EXCERPTED RECORDS:
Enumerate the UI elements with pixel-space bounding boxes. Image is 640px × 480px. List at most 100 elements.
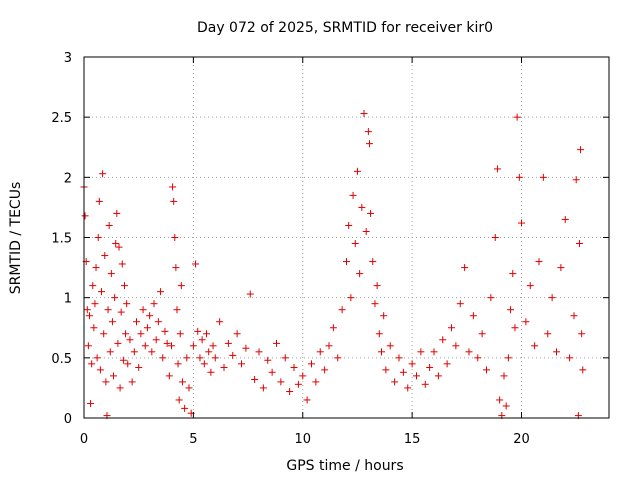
data-point [161,327,169,335]
y-tick-label: 1.5 [51,232,72,247]
data-point [85,312,93,320]
data-point [126,336,134,344]
data-point [117,308,125,316]
data-point [259,384,267,392]
data-point [303,396,311,404]
data-point [378,348,385,356]
x-axis-label: GPS time / hours [286,458,403,474]
data-point [570,312,578,320]
data-point [128,378,136,386]
data-point [101,252,109,260]
data-point [122,330,130,338]
data-point [325,342,333,350]
data-point [469,312,477,320]
data-point [172,264,180,272]
x-tick-label: 20 [513,432,530,447]
data-point [242,344,250,352]
data-point [229,351,237,359]
data-point [171,234,179,241]
data-point [177,282,185,290]
data-point [93,354,101,362]
data-point [539,173,547,181]
data-point [369,258,377,266]
data-point [544,330,552,338]
data-point [211,354,219,362]
data-point [575,240,583,248]
data-point [531,342,539,350]
data-point [522,318,530,326]
x-tick-label: 10 [294,432,311,447]
data-point [194,327,202,335]
data-point [105,221,113,229]
data-point [439,336,447,344]
data-point [290,363,298,371]
data-point [209,342,217,350]
data-point [478,330,486,338]
data-point [176,330,184,338]
data-point [150,300,158,308]
data-point [119,356,127,364]
data-point [87,400,95,408]
data-point [203,330,210,338]
data-point [572,176,580,184]
data-point [360,110,368,118]
data-point [178,378,186,386]
data-point [157,288,165,296]
data-point [90,324,98,332]
data-point [578,330,586,338]
data-point [94,234,102,241]
data-point [421,380,429,388]
data-point [502,402,510,410]
data-point [321,366,329,374]
data-point [452,342,460,350]
data-point [196,354,204,362]
data-point [84,342,92,350]
data-point [139,306,147,314]
data-point [124,360,132,368]
data-point [273,339,280,347]
data-point [373,282,381,290]
data-point [107,270,115,278]
data-points [80,110,587,420]
data-point [518,219,525,227]
data-point [496,396,504,404]
data-point [434,372,442,380]
data-point [281,354,289,362]
data-point [111,294,119,302]
data-point [443,360,451,368]
data-point [404,384,412,392]
data-point [108,318,116,326]
y-tick-label: 2 [64,171,72,186]
data-point [168,342,175,350]
data-point [133,318,140,326]
data-point [238,360,245,368]
data-point [349,191,357,199]
data-point [329,324,337,332]
x-tick-label: 5 [189,432,197,447]
data-point [353,167,361,175]
y-tick-label: 0 [64,412,72,427]
data-point [174,360,182,368]
data-point [316,348,324,356]
data-point [364,128,372,136]
data-point [192,260,200,268]
data-point [163,339,171,347]
data-point [417,348,425,356]
data-point [577,146,585,154]
data-point [91,300,99,308]
y-tick-label: 3 [64,51,72,66]
data-point [159,354,167,362]
data-point [380,312,388,320]
data-point [198,336,206,344]
data-point [386,342,394,350]
data-point [148,348,156,356]
x-tick-label: 0 [80,432,88,447]
data-point [141,342,149,350]
data-point [102,378,110,386]
data-point [143,324,151,332]
data-point [118,260,126,268]
data-point [268,368,276,376]
data-point [264,356,272,364]
data-point [408,360,416,368]
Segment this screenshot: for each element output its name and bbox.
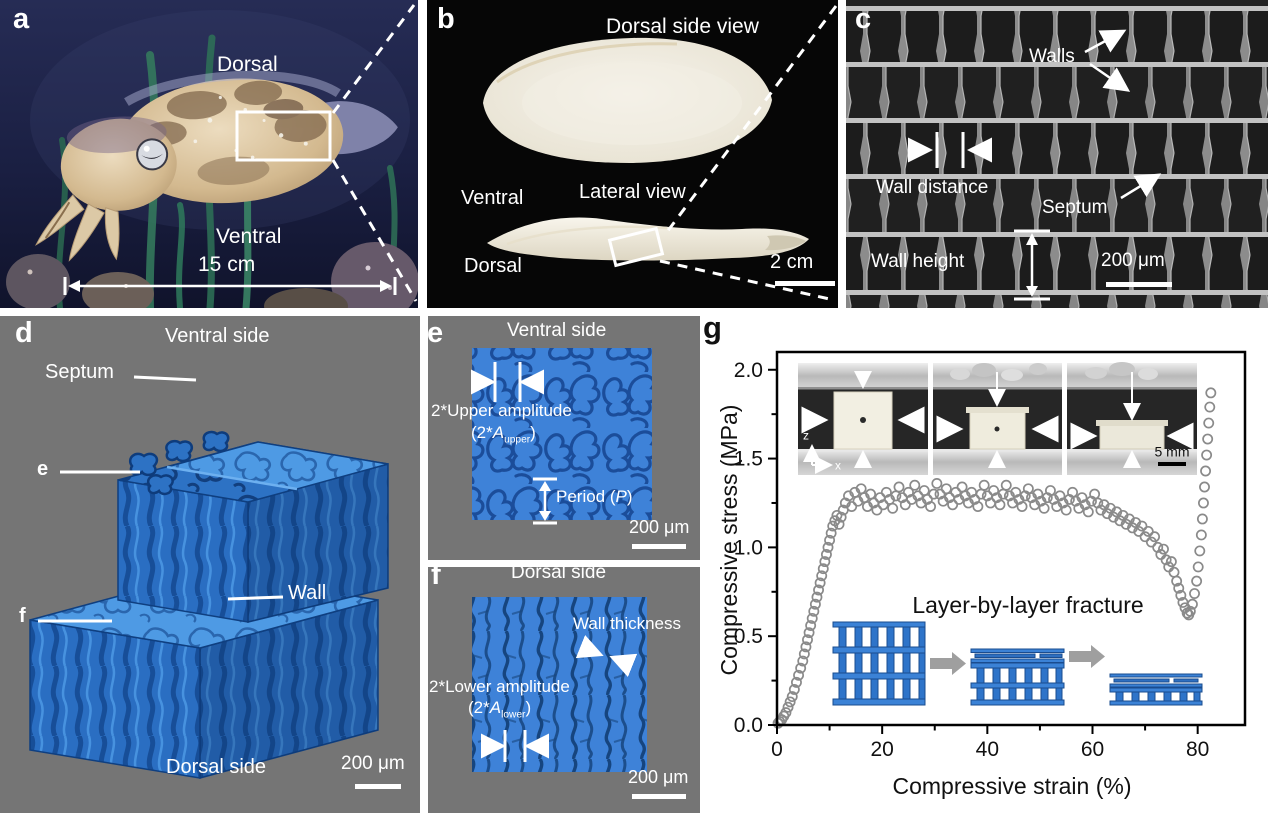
svg-text:40: 40 (976, 738, 999, 761)
axis-tick-labels: 0 20 40 60 80 0.0 0.5 1.0 1.5 2.0 (734, 359, 1210, 761)
svg-text:0.0: 0.0 (734, 714, 763, 737)
label-upper-amplitude-symbol: (2*Aupper) (471, 423, 536, 446)
fracture-arrow-2 (1069, 645, 1105, 668)
plot-frame (775, 350, 1247, 727)
svg-text:1.0: 1.0 (734, 536, 763, 559)
panel-letter-g: g (703, 310, 722, 345)
svg-text:0.5: 0.5 (734, 625, 763, 648)
y-axis-title: Compressive stress (MPa) (715, 404, 742, 676)
label-dorsal-side-d: Dorsal side (166, 756, 267, 778)
scale-label-d: 200 μm (341, 753, 405, 774)
fracture-lattice-2 (970, 648, 1065, 706)
label-upper-amplitude: 2*Upper amplitude (431, 401, 572, 420)
label-ventral-a: Ventral (216, 225, 282, 248)
label-septum-c: Septum (1042, 197, 1108, 218)
label-wall-thickness: Wall thickness (573, 614, 682, 633)
scale-label-c: 200 μm (1101, 250, 1165, 271)
fracture-annotation: Layer-by-layer fracture (912, 591, 1144, 618)
cuttlefish-arms (35, 194, 120, 262)
label-dorsal-a: Dorsal (217, 53, 278, 76)
label-dorsal-side-view: Dorsal side view (606, 15, 759, 38)
panel-letter-b: b (437, 3, 455, 35)
tube-tops (128, 430, 230, 496)
label-lateral-view: Lateral view (579, 181, 686, 203)
panel-letter-d: d (15, 317, 33, 349)
septa-lines (846, 6, 1268, 295)
label-wall-distance: Wall distance (876, 177, 989, 198)
label-septum-d: Septum (45, 361, 114, 383)
x-axis-title: Compressive strain (%) (892, 772, 1132, 799)
inset-scale-bar (1158, 462, 1186, 466)
svg-text:2.0: 2.0 (734, 359, 763, 382)
scale-label-f: 200 μm (628, 767, 689, 787)
label-dorsal-b: Dorsal (464, 255, 522, 277)
panel-e-micrograph (428, 316, 700, 560)
zoom-region-box (607, 226, 665, 268)
cuttlefish (35, 70, 398, 262)
scale-label-a: 15 cm (198, 253, 256, 276)
cuttlebone-lateral-view (487, 217, 809, 261)
label-period: Period (P) (556, 487, 633, 506)
label-lower-amplitude-symbol: (2*Alower) (468, 698, 532, 721)
label-wall-d: Wall (288, 582, 327, 604)
marker-e: e (37, 458, 49, 480)
scale-label-e: 200 μm (629, 517, 690, 537)
svg-text:20: 20 (870, 738, 893, 761)
panel-letter-a: a (13, 3, 30, 35)
inset-axis-z: z (803, 428, 809, 443)
label-ventral-side-d: Ventral side (165, 325, 270, 347)
fracture-lattice-1 (832, 621, 926, 706)
panel-letter-f: f (431, 559, 441, 591)
title-e: Ventral side (507, 320, 607, 341)
fracture-lattice-3 (1109, 673, 1203, 706)
cuttlefish-eye (136, 138, 169, 171)
inset-scale-label: 5 mm (1154, 443, 1190, 460)
label-walls: Walls (1029, 46, 1075, 67)
inset-axis-x: x (835, 458, 841, 473)
inset-photo-2 (933, 363, 1062, 475)
label-wall-height: Wall height (871, 251, 965, 272)
title-f: Dorsal side (511, 562, 607, 583)
inset-photo-3 (1067, 362, 1197, 475)
svg-text:0: 0 (771, 738, 783, 761)
label-lower-amplitude: 2*Lower amplitude (429, 677, 570, 696)
ventral-slab (117, 441, 389, 623)
inset-photo-1 (798, 363, 928, 475)
panel-letter-e: e (427, 317, 444, 349)
panel-f-micrograph (428, 567, 700, 813)
svg-text:60: 60 (1081, 738, 1104, 761)
label-ventral-b: Ventral (461, 187, 524, 209)
marker-f: f (19, 605, 26, 627)
svg-text:1.5: 1.5 (734, 448, 763, 471)
fracture-arrow-1 (930, 652, 966, 675)
scale-label-b: 2 cm (770, 251, 814, 273)
svg-text:80: 80 (1186, 738, 1209, 761)
panel-letter-c: c (855, 3, 872, 35)
panel-d-render (0, 316, 420, 813)
panel-g-chart: 0 20 40 60 80 0.0 0.5 1.0 1.5 2.0 (734, 350, 1247, 761)
ventral-pattern (472, 348, 652, 520)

WRITTEN INSTRUCTION: Recast as a JSON list of strings the rows from the line containing "svg-text:40: 40 (976, 738, 999, 761)" through the line containing "fracture-lattice-1 (832, 621, 926, 706)", with one string per line and both of those lines included. Leave out blank lines.

TASK SOLUTION:
[
  "svg-text:40: 40 (976, 738, 999, 761)",
  "axis-tick-labels: 0 20 40 60 80 0.0 0.5 1.0 1.5 2.0 (734, 359, 1210, 761)",
  "svg-text:0.0: 0.0 (734, 714, 763, 737)",
  "label-upper-amplitude-symbol: (2*Aupper) (471, 423, 536, 446)",
  "fracture-arrow-2 (1069, 645, 1105, 668)",
  "plot-frame (775, 350, 1247, 727)",
  "svg-text:1.0: 1.0 (734, 536, 763, 559)",
  "panel-letter-g: g (703, 310, 722, 345)",
  "svg-text:0.5: 0.5 (734, 625, 763, 648)",
  "y-axis-title: Compressive stress (MPa) (715, 404, 742, 676)",
  "label-dorsal-side-d: Dorsal side (166, 756, 267, 778)",
  "scale-label-d: 200 μm (341, 753, 405, 774)",
  "fracture-lattice-2 (970, 648, 1065, 706)",
  "label-upper-amplitude: 2*Upper amplitude (431, 401, 572, 420)",
  "label-ventral-a: Ventral (216, 225, 282, 248)",
  "label-septum-c: Septum (1042, 197, 1108, 218)",
  "label-wall-thickness: Wall thickness (573, 614, 682, 633)",
  "scale-label-c: 200 μm (1101, 250, 1165, 271)",
  "fracture-annotation: Layer-by-layer fracture (912, 591, 1144, 618)",
  "cuttlefish-arms (35, 194, 120, 262)",
  "label-dorsal-a: Dorsal (217, 53, 278, 76)",
  "label-dorsal-side-view: Dorsal side view (606, 15, 759, 38)",
  "panel-letter-b: b (437, 3, 455, 35)",
  "tube-tops (128, 430, 230, 496)",
  "label-lateral-view: Lateral view (579, 181, 686, 203)",
  "panel-letter-d: d (15, 317, 33, 349)",
  "septa-lines (846, 6, 1268, 295)",
  "label-wall-distance: Wall distance (876, 177, 989, 198)",
  "label-septum-d: Septum (45, 361, 114, 383)",
  "x-axis-title: Compressive strain (%) (892, 772, 1132, 799)",
  "inset-scale-bar (1158, 462, 1186, 466)",
  "svg-text:2.0: 2.0 (734, 359, 763, 382)",
  "scale-label-f: 200 μm (628, 767, 689, 787)",
  "label-dorsal-b: Dorsal (464, 255, 522, 277)",
  "panel-e-micrograph (428, 316, 700, 560)",
  "zoom-region-box (607, 226, 665, 268)",
  "cuttlefish (35, 70, 398, 262)",
  "scale-label-a: 15 cm (198, 253, 256, 276)",
  "cuttlebone-lateral-view (487, 217, 809, 261)",
  "label-period: Period (P) (556, 487, 633, 506)",
  "label-lower-amplitude-symbol: (2*Alower) (468, 698, 532, 721)",
  "label-wall-d: Wall (288, 582, 327, 604)",
  "marker-e: e (37, 458, 49, 480)",
  "scale-label-e: 200 μm (629, 517, 690, 537)",
  "svg-text:20: 20 (870, 738, 893, 761)",
  "panel-letter-a: a (13, 3, 30, 35)",
  "inset-axis-z: z (803, 428, 809, 443)",
  "label-ventral-side-d: Ventral side (165, 325, 270, 347)",
  "fracture-lattice-1 (832, 621, 926, 706)"
]